* What is asked: Copy every line from the material below that holds "text".

-- Record set start --

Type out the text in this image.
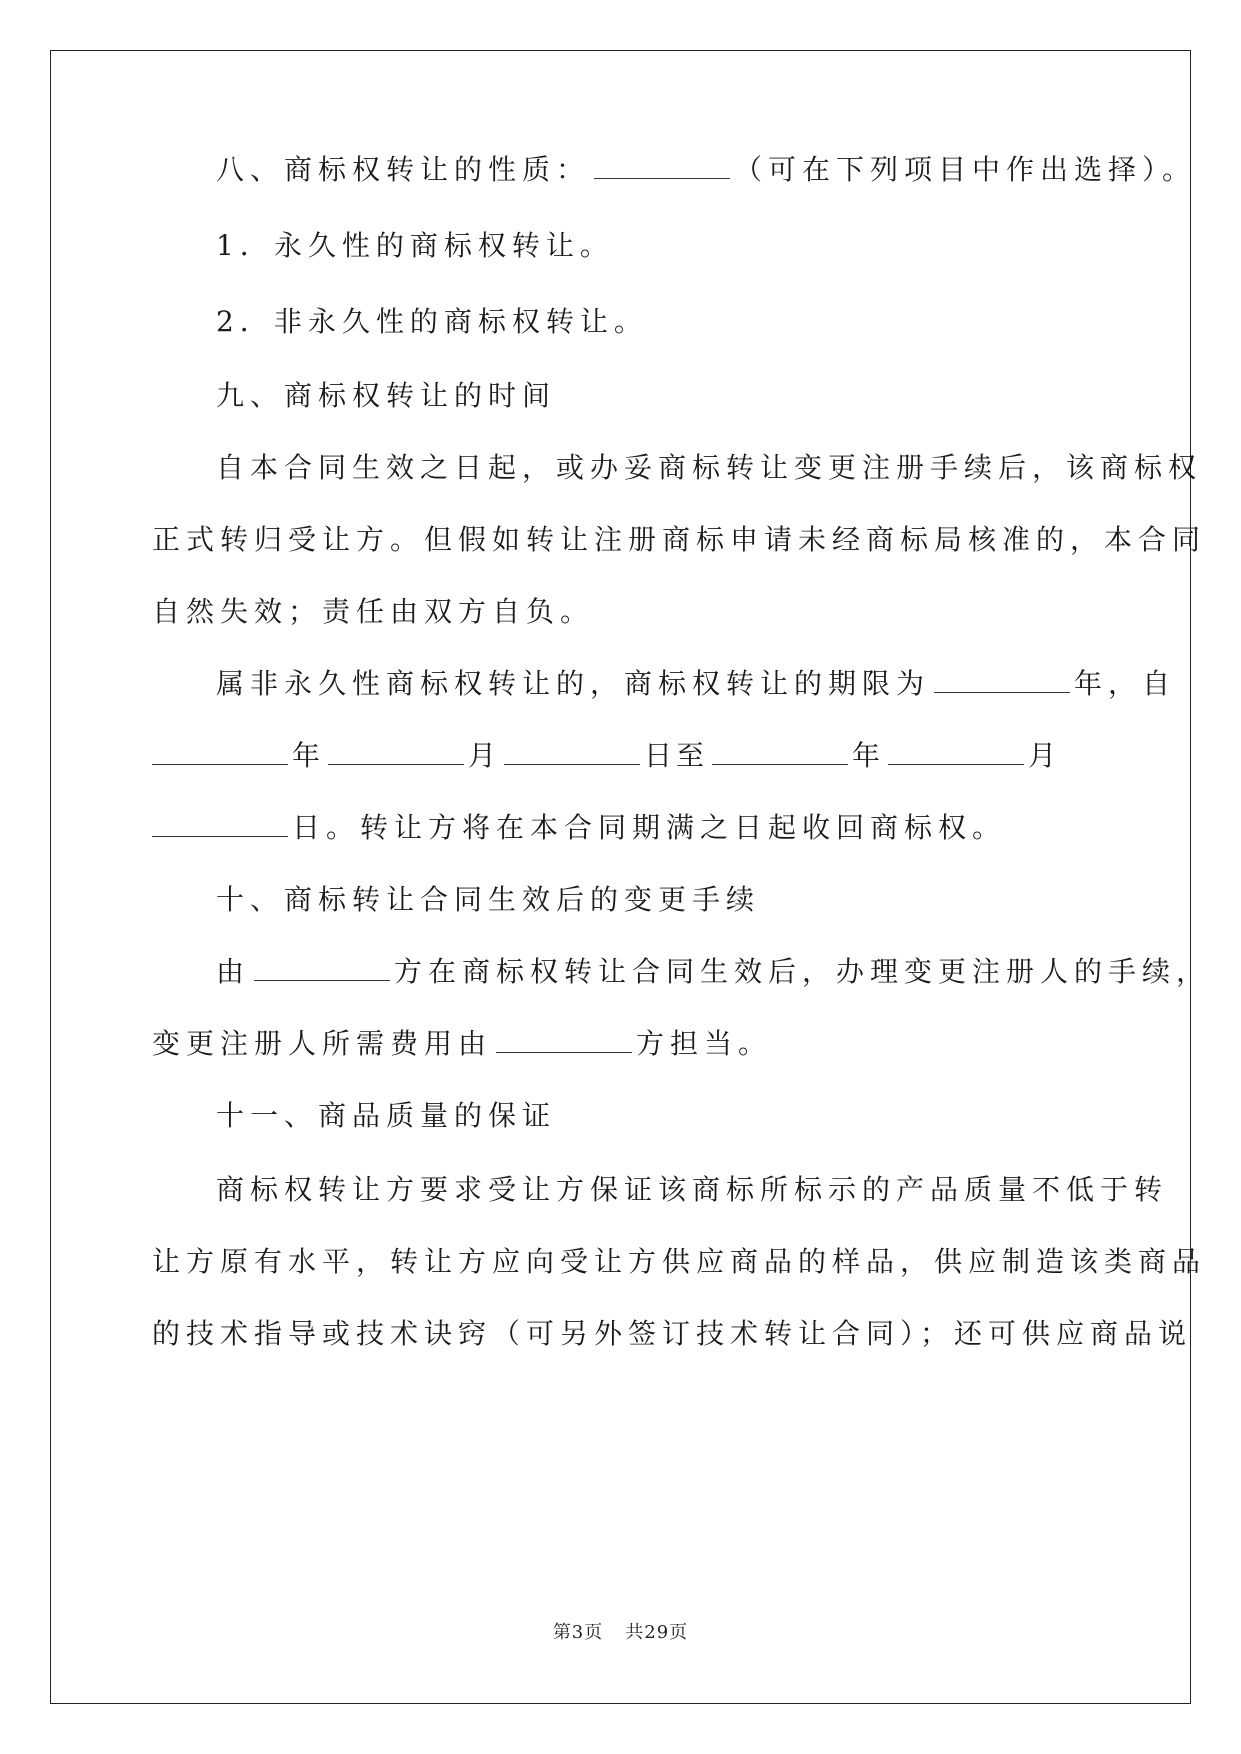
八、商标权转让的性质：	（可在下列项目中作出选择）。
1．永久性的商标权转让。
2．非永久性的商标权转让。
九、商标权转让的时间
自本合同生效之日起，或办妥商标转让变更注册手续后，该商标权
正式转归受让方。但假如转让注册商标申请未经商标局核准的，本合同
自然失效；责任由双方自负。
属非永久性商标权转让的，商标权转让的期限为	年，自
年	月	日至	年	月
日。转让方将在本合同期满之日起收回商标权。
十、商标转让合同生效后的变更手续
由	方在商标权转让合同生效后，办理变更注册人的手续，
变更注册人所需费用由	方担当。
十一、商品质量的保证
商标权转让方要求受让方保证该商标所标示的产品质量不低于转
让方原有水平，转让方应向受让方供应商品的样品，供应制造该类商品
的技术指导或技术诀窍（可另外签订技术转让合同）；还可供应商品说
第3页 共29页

-- Record set end --
-- Record set start --

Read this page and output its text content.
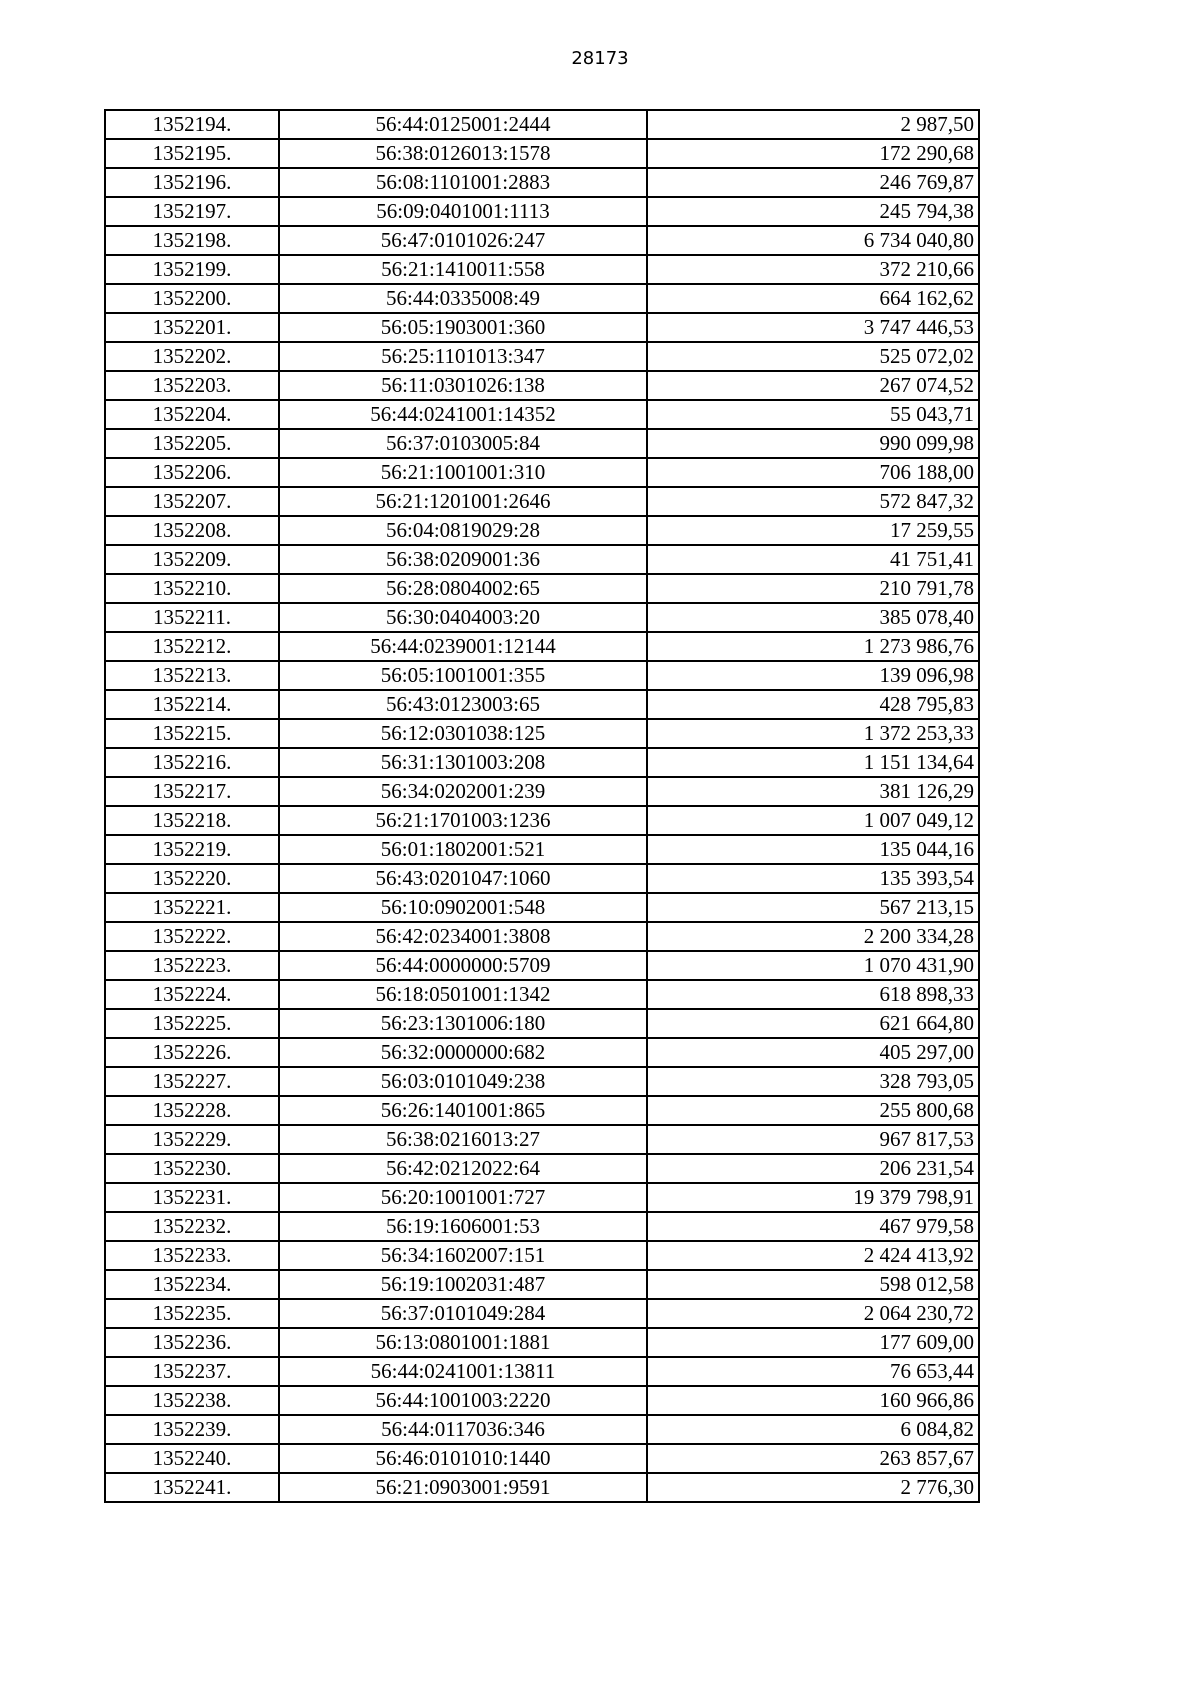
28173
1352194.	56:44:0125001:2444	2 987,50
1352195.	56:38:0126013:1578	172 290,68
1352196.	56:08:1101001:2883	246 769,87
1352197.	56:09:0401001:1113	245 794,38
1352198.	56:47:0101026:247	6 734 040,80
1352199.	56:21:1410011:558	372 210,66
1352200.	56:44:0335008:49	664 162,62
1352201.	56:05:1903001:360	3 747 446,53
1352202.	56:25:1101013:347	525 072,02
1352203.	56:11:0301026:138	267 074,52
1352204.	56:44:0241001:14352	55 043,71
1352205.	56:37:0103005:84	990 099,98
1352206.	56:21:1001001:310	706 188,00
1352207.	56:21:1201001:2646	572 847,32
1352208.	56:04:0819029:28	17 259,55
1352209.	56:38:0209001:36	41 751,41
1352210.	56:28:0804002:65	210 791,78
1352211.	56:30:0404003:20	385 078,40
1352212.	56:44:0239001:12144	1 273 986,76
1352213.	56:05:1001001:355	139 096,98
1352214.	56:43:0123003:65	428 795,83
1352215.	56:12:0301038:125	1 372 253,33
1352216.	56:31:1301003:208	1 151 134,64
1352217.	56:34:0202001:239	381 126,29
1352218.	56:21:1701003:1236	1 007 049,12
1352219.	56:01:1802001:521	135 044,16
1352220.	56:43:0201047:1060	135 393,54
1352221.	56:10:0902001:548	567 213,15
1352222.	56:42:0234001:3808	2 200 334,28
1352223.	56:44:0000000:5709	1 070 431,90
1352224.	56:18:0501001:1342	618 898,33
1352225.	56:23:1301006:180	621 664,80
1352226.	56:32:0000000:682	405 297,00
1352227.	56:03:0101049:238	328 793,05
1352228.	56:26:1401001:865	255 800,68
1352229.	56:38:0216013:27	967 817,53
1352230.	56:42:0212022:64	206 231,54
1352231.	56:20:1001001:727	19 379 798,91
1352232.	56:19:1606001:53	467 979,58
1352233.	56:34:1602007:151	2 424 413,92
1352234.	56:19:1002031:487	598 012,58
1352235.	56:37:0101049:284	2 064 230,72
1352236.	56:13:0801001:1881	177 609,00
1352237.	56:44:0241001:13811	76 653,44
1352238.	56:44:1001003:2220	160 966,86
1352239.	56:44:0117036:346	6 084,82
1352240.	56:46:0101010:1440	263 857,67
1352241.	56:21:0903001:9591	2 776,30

-- Record set end --

* Answer to this problem:
Type out the text in this image.
Read this page and output its text content.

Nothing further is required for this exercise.